Repeat everything in the material exactly.
BEGIN DATA EXCERPTS
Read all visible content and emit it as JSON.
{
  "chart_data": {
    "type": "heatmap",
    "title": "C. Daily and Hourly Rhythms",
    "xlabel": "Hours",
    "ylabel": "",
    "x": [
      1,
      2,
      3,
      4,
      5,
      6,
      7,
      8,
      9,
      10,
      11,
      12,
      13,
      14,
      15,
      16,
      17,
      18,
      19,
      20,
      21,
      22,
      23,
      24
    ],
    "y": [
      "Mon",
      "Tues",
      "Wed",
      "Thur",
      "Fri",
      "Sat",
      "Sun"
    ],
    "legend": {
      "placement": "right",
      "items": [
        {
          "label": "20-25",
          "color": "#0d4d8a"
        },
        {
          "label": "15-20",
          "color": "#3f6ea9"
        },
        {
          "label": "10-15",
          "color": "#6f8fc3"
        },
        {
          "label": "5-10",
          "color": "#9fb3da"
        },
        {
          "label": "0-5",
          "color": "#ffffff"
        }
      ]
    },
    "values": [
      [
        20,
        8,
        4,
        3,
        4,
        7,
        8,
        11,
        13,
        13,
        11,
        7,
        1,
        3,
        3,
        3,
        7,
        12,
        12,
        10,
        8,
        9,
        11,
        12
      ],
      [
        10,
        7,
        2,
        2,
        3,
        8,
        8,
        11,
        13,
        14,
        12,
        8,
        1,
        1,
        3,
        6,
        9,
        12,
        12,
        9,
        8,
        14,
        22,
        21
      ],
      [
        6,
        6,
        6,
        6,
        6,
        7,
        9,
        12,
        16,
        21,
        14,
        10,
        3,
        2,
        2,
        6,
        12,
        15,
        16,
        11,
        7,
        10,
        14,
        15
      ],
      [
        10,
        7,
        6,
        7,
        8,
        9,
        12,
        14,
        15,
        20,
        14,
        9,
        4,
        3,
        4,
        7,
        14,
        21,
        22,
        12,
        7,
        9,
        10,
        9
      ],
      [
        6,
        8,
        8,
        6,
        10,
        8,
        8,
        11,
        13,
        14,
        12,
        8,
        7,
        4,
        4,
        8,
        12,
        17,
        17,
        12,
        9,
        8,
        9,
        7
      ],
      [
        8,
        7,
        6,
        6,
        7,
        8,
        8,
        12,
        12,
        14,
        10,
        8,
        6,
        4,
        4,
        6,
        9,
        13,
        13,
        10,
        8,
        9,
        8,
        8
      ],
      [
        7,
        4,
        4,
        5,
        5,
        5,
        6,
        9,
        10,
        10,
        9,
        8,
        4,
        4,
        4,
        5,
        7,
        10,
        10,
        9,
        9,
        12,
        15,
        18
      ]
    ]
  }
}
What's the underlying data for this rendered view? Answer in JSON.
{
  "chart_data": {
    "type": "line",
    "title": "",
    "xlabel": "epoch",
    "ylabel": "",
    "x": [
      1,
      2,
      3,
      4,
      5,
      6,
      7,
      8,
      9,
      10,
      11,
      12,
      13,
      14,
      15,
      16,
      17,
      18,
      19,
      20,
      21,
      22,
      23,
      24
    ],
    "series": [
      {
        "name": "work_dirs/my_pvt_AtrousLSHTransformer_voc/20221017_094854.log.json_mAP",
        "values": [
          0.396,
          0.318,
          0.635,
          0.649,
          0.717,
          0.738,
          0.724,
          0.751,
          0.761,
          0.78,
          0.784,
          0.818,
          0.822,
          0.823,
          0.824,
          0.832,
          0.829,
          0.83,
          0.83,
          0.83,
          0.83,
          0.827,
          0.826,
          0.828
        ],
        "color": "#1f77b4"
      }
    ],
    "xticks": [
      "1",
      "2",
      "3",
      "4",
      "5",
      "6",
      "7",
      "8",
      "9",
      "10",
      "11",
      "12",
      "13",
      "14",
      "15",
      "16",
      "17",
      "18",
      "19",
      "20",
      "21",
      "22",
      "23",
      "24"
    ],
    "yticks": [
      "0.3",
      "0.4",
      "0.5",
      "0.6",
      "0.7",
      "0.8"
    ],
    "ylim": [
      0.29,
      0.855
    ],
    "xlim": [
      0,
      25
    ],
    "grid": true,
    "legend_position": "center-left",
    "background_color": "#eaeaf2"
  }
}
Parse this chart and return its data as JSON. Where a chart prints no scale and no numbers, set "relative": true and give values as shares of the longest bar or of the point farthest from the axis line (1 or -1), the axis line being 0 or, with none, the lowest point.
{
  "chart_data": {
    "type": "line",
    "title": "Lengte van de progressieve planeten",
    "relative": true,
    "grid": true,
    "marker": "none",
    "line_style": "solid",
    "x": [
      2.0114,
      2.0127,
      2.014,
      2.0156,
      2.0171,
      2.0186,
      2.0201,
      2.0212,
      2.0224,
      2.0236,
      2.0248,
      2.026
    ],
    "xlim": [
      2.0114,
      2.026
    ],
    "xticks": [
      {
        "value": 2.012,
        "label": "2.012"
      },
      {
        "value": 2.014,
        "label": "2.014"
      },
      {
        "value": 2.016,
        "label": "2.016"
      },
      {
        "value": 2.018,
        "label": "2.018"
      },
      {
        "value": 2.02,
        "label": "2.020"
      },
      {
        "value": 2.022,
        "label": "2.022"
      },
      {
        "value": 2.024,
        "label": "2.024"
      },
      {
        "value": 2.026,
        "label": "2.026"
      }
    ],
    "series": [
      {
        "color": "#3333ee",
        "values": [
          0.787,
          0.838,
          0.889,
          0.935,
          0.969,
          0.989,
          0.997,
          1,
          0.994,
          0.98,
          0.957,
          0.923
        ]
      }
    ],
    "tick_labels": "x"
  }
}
END DATA EXCERPTS
CORRECT RESULT:
Read all visible content and emit it as JSON.
{
  "chart_data": {
    "type": "heatmap",
    "title": "C. Daily and Hourly Rhythms",
    "xlabel": "Hours",
    "ylabel": "",
    "x": [
      1,
      2,
      3,
      4,
      5,
      6,
      7,
      8,
      9,
      10,
      11,
      12,
      13,
      14,
      15,
      16,
      17,
      18,
      19,
      20,
      21,
      22,
      23,
      24
    ],
    "y": [
      "Mon",
      "Tues",
      "Wed",
      "Thur",
      "Fri",
      "Sat",
      "Sun"
    ],
    "legend": {
      "placement": "right",
      "items": [
        {
          "label": "20-25",
          "color": "#0d4d8a"
        },
        {
          "label": "15-20",
          "color": "#3f6ea9"
        },
        {
          "label": "10-15",
          "color": "#6f8fc3"
        },
        {
          "label": "5-10",
          "color": "#9fb3da"
        },
        {
          "label": "0-5",
          "color": "#ffffff"
        }
      ]
    },
    "values": [
      [
        20,
        8,
        4,
        3,
        4,
        7,
        8,
        11,
        13,
        13,
        11,
        7,
        1,
        3,
        3,
        3,
        7,
        12,
        12,
        10,
        8,
        9,
        11,
        12
      ],
      [
        10,
        7,
        2,
        2,
        3,
        8,
        8,
        11,
        13,
        14,
        12,
        8,
        1,
        1,
        3,
        6,
        9,
        12,
        12,
        9,
        8,
        14,
        22,
        21
      ],
      [
        6,
        6,
        6,
        6,
        6,
        7,
        9,
        12,
        16,
        21,
        14,
        10,
        3,
        2,
        2,
        6,
        12,
        15,
        16,
        11,
        7,
        10,
        14,
        15
      ],
      [
        10,
        7,
        6,
        7,
        8,
        9,
        12,
        14,
        15,
        20,
        14,
        9,
        4,
        3,
        4,
        7,
        14,
        21,
        22,
        12,
        7,
        9,
        10,
        9
      ],
      [
        6,
        8,
        8,
        6,
        10,
        8,
        8,
        11,
        13,
        14,
        12,
        8,
        7,
        4,
        4,
        8,
        12,
        17,
        17,
        12,
        9,
        8,
        9,
        7
      ],
      [
        8,
        7,
        6,
        6,
        7,
        8,
        8,
        12,
        12,
        14,
        10,
        8,
        6,
        4,
        4,
        6,
        9,
        13,
        13,
        10,
        8,
        9,
        8,
        8
      ],
      [
        7,
        4,
        4,
        5,
        5,
        5,
        6,
        9,
        10,
        10,
        9,
        8,
        4,
        4,
        4,
        5,
        7,
        10,
        10,
        9,
        9,
        12,
        15,
        18
      ]
    ]
  }
}
What's the underlying data for this rendered view? Answer in JSON.
{
  "chart_data": {
    "type": "line",
    "title": "",
    "xlabel": "epoch",
    "ylabel": "",
    "x": [
      1,
      2,
      3,
      4,
      5,
      6,
      7,
      8,
      9,
      10,
      11,
      12,
      13,
      14,
      15,
      16,
      17,
      18,
      19,
      20,
      21,
      22,
      23,
      24
    ],
    "series": [
      {
        "name": "work_dirs/my_pvt_AtrousLSHTransformer_voc/20221017_094854.log.json_mAP",
        "values": [
          0.396,
          0.318,
          0.635,
          0.649,
          0.717,
          0.738,
          0.724,
          0.751,
          0.761,
          0.78,
          0.784,
          0.818,
          0.822,
          0.823,
          0.824,
          0.832,
          0.829,
          0.83,
          0.83,
          0.83,
          0.83,
          0.827,
          0.826,
          0.828
        ],
        "color": "#1f77b4"
      }
    ],
    "xticks": [
      "1",
      "2",
      "3",
      "4",
      "5",
      "6",
      "7",
      "8",
      "9",
      "10",
      "11",
      "12",
      "13",
      "14",
      "15",
      "16",
      "17",
      "18",
      "19",
      "20",
      "21",
      "22",
      "23",
      "24"
    ],
    "yticks": [
      "0.3",
      "0.4",
      "0.5",
      "0.6",
      "0.7",
      "0.8"
    ],
    "ylim": [
      0.29,
      0.855
    ],
    "xlim": [
      0,
      25
    ],
    "grid": true,
    "legend_position": "center-left",
    "background_color": "#eaeaf2"
  }
}
Parse this chart and return its data as JSON. Where a chart prints no scale and no numbers, set "relative": true and give values as shares of the longest bar or of the point farthest from the axis line (1 or -1), the axis line being 0 or, with none, the lowest point.
{
  "chart_data": {
    "type": "line",
    "title": "Lengte van de progressieve planeten",
    "relative": true,
    "grid": true,
    "marker": "none",
    "line_style": "solid",
    "x": [
      2.0114,
      2.0127,
      2.014,
      2.0156,
      2.0171,
      2.0186,
      2.0201,
      2.0212,
      2.0224,
      2.0236,
      2.0248,
      2.026
    ],
    "xlim": [
      2.0114,
      2.026
    ],
    "xticks": [
      {
        "value": 2.012,
        "label": "2.012"
      },
      {
        "value": 2.014,
        "label": "2.014"
      },
      {
        "value": 2.016,
        "label": "2.016"
      },
      {
        "value": 2.018,
        "label": "2.018"
      },
      {
        "value": 2.02,
        "label": "2.020"
      },
      {
        "value": 2.022,
        "label": "2.022"
      },
      {
        "value": 2.024,
        "label": "2.024"
      },
      {
        "value": 2.026,
        "label": "2.026"
      }
    ],
    "series": [
      {
        "color": "#3333ee",
        "values": [
          0.787,
          0.838,
          0.889,
          0.935,
          0.969,
          0.989,
          0.997,
          1,
          0.994,
          0.98,
          0.957,
          0.923
        ]
      }
    ],
    "tick_labels": "x"
  }
}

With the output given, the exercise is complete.